Exercise task:
Do not copy the pictures; transcribe all other material exactly.

*** Records ***

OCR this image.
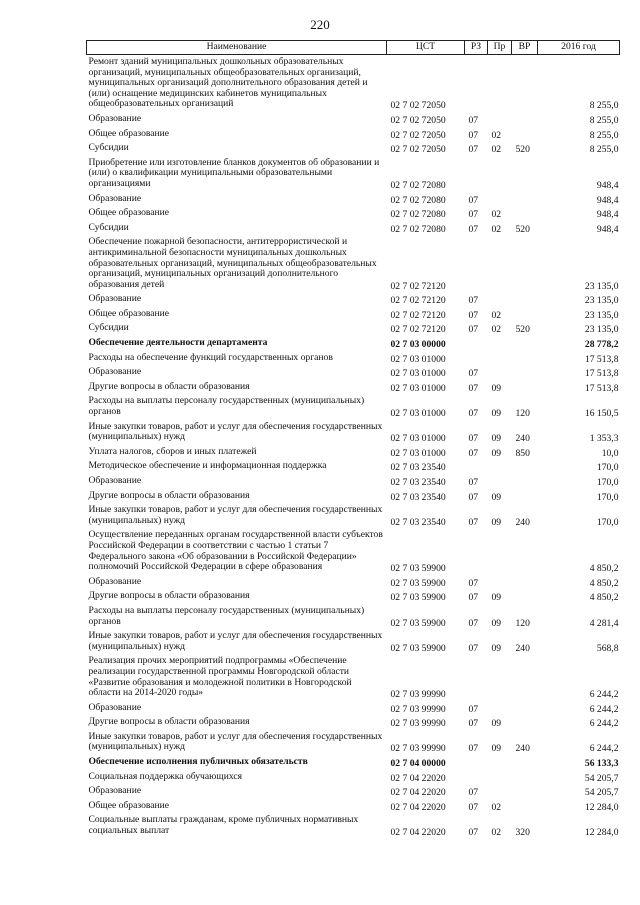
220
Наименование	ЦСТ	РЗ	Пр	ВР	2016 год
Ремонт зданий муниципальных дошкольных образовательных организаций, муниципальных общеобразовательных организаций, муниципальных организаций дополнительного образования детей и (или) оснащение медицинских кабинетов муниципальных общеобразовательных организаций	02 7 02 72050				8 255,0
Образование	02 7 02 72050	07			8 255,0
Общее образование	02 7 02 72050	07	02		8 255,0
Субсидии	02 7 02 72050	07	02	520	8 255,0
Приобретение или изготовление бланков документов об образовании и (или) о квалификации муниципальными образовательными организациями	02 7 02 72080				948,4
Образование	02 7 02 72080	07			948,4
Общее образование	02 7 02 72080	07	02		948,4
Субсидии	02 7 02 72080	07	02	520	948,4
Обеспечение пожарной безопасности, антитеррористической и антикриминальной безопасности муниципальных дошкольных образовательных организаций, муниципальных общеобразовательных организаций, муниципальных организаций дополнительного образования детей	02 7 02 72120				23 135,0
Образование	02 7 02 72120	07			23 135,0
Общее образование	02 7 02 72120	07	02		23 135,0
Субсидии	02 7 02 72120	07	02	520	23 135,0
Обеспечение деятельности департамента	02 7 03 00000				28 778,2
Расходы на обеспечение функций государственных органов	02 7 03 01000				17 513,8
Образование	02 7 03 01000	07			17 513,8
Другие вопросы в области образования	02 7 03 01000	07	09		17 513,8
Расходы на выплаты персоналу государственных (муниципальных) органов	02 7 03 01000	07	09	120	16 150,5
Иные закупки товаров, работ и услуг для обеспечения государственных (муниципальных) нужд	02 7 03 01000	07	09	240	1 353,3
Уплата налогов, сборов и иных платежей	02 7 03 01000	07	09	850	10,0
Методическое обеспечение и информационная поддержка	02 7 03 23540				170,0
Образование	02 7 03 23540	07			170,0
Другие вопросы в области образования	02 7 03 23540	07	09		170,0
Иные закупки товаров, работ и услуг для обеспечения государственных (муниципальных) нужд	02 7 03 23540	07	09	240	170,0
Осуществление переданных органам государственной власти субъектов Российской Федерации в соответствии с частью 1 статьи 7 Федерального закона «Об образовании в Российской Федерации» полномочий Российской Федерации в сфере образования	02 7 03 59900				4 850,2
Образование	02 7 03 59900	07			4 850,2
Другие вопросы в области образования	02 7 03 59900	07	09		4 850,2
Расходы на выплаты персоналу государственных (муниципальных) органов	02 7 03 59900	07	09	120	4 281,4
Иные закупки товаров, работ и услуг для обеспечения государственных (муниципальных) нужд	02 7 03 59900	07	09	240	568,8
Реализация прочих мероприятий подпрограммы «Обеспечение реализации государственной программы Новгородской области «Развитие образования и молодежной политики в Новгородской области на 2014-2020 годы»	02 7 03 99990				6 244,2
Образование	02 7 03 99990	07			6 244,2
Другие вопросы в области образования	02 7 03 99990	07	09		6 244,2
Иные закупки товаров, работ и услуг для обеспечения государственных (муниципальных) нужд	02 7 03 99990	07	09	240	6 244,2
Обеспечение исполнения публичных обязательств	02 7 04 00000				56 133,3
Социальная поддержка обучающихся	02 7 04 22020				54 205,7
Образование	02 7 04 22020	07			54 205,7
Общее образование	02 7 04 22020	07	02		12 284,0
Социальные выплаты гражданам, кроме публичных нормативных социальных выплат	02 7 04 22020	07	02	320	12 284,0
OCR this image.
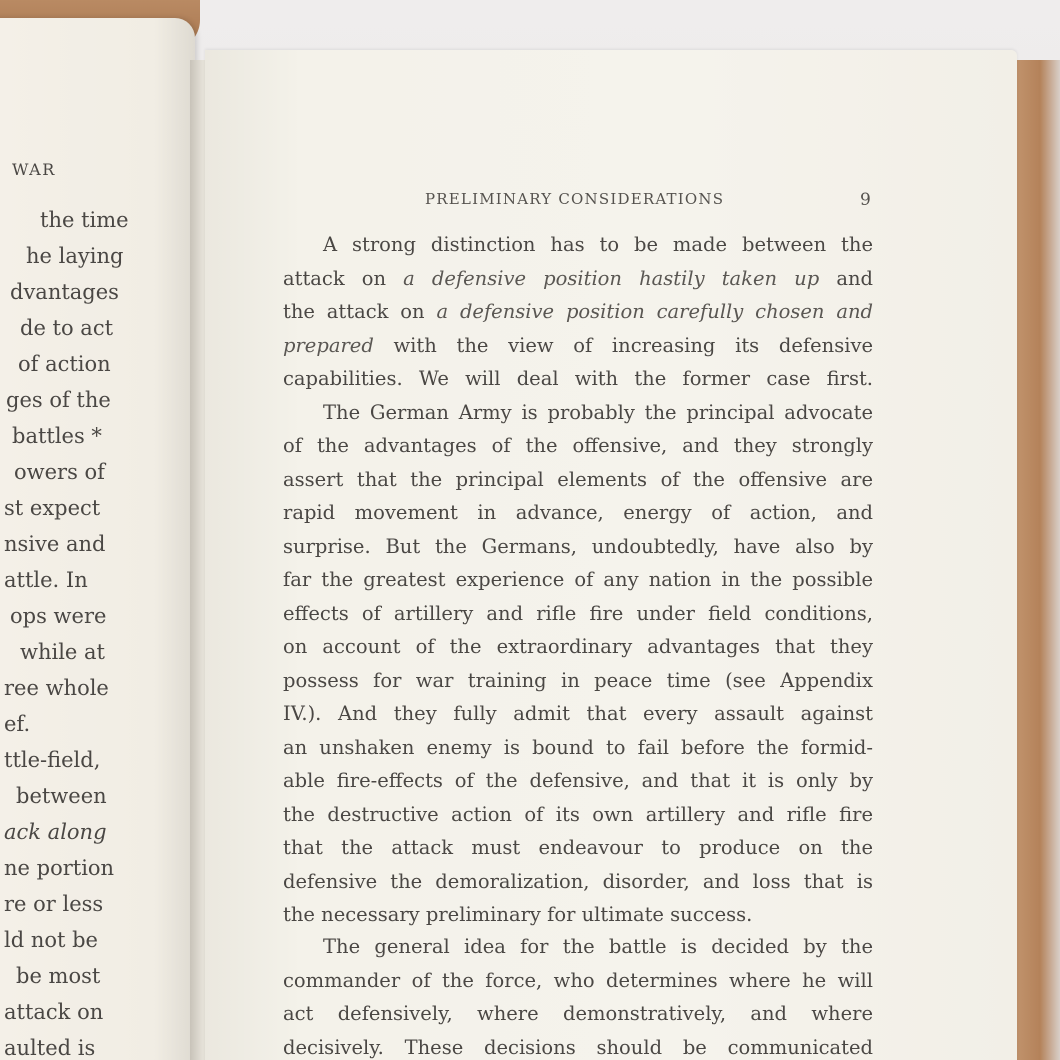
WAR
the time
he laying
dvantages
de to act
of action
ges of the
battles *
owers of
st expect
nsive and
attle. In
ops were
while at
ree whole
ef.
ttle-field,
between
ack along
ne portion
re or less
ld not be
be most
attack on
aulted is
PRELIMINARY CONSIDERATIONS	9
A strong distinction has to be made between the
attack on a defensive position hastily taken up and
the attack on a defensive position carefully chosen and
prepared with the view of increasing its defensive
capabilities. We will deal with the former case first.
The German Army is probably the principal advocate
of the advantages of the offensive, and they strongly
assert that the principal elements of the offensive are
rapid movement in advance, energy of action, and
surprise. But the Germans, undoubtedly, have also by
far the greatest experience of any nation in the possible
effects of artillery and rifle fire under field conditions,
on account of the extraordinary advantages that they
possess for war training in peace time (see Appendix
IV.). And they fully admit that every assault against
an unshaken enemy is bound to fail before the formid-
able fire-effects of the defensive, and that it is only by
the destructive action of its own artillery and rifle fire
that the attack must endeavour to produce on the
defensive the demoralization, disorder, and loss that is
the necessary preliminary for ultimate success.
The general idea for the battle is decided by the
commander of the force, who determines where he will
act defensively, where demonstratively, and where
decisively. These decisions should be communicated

***

Response:
OCR this image.
220
Наименование	ЦСТ	РЗ	Пр	ВР	2016 год
Ремонт зданий муниципальных дошкольных образовательных организаций, муниципальных общеобразовательных организаций, муниципальных организаций дополнительного образования детей и (или) оснащение медицинских кабинетов муниципальных общеобразовательных организаций	02 7 02 72050				8 255,0
Образование	02 7 02 72050	07			8 255,0
Общее образование	02 7 02 72050	07	02		8 255,0
Субсидии	02 7 02 72050	07	02	520	8 255,0
Приобретение или изготовление бланков документов об образовании и (или) о квалификации муниципальными образовательными организациями	02 7 02 72080				948,4
Образование	02 7 02 72080	07			948,4
Общее образование	02 7 02 72080	07	02		948,4
Субсидии	02 7 02 72080	07	02	520	948,4
Обеспечение пожарной безопасности, антитеррористической и антикриминальной безопасности муниципальных дошкольных образовательных организаций, муниципальных общеобразовательных организаций, муниципальных организаций дополнительного образования детей	02 7 02 72120				23 135,0
Образование	02 7 02 72120	07			23 135,0
Общее образование	02 7 02 72120	07	02		23 135,0
Субсидии	02 7 02 72120	07	02	520	23 135,0
Обеспечение деятельности департамента	02 7 03 00000				28 778,2
Расходы на обеспечение функций государственных органов	02 7 03 01000				17 513,8
Образование	02 7 03 01000	07			17 513,8
Другие вопросы в области образования	02 7 03 01000	07	09		17 513,8
Расходы на выплаты персоналу государственных (муниципальных) органов	02 7 03 01000	07	09	120	16 150,5
Иные закупки товаров, работ и услуг для обеспечения государственных (муниципальных) нужд	02 7 03 01000	07	09	240	1 353,3
Уплата налогов, сборов и иных платежей	02 7 03 01000	07	09	850	10,0
Методическое обеспечение и информационная поддержка	02 7 03 23540				170,0
Образование	02 7 03 23540	07			170,0
Другие вопросы в области образования	02 7 03 23540	07	09		170,0
Иные закупки товаров, работ и услуг для обеспечения государственных (муниципальных) нужд	02 7 03 23540	07	09	240	170,0
Осуществление переданных органам государственной власти субъектов Российской Федерации в соответствии с частью 1 статьи 7 Федерального закона «Об образовании в Российской Федерации» полномочий Российской Федерации в сфере образования	02 7 03 59900				4 850,2
Образование	02 7 03 59900	07			4 850,2
Другие вопросы в области образования	02 7 03 59900	07	09		4 850,2
Расходы на выплаты персоналу государственных (муниципальных) органов	02 7 03 59900	07	09	120	4 281,4
Иные закупки товаров, работ и услуг для обеспечения государственных (муниципальных) нужд	02 7 03 59900	07	09	240	568,8
Реализация прочих мероприятий подпрограммы «Обеспечение реализации государственной программы Новгородской области «Развитие образования и молодежной политики в Новгородской области на 2014-2020 годы»	02 7 03 99990				6 244,2
Образование	02 7 03 99990	07			6 244,2
Другие вопросы в области образования	02 7 03 99990	07	09		6 244,2
Иные закупки товаров, работ и услуг для обеспечения государственных (муниципальных) нужд	02 7 03 99990	07	09	240	6 244,2
Обеспечение исполнения публичных обязательств	02 7 04 00000				56 133,3
Социальная поддержка обучающихся	02 7 04 22020				54 205,7
Образование	02 7 04 22020	07			54 205,7
Общее образование	02 7 04 22020	07	02		12 284,0
Социальные выплаты гражданам, кроме публичных нормативных социальных выплат	02 7 04 22020	07	02	320	12 284,0
OCR this image.
WAR
the time
he laying
dvantages
de to act
of action
ges of the
battles *
owers of
st expect
nsive and
attle. In
ops were
while at
ree whole
ef.
ttle-field,
between
ack along
ne portion
re or less
ld not be
be most
attack on
aulted is
PRELIMINARY CONSIDERATIONS	9
A strong distinction has to be made between the
attack on a defensive position hastily taken up and
the attack on a defensive position carefully chosen and
prepared with the view of increasing its defensive
capabilities. We will deal with the former case first.
The German Army is probably the principal advocate
of the advantages of the offensive, and they strongly
assert that the principal elements of the offensive are
rapid movement in advance, energy of action, and
surprise. But the Germans, undoubtedly, have also by
far the greatest experience of any nation in the possible
effects of artillery and rifle fire under field conditions,
on account of the extraordinary advantages that they
possess for war training in peace time (see Appendix
IV.). And they fully admit that every assault against
an unshaken enemy is bound to fail before the formid-
able fire-effects of the defensive, and that it is only by
the destructive action of its own artillery and rifle fire
that the attack must endeavour to produce on the
defensive the demoralization, disorder, and loss that is
the necessary preliminary for ultimate success.
The general idea for the battle is decided by the
commander of the force, who determines where he will
act defensively, where demonstratively, and where
decisively. These decisions should be communicated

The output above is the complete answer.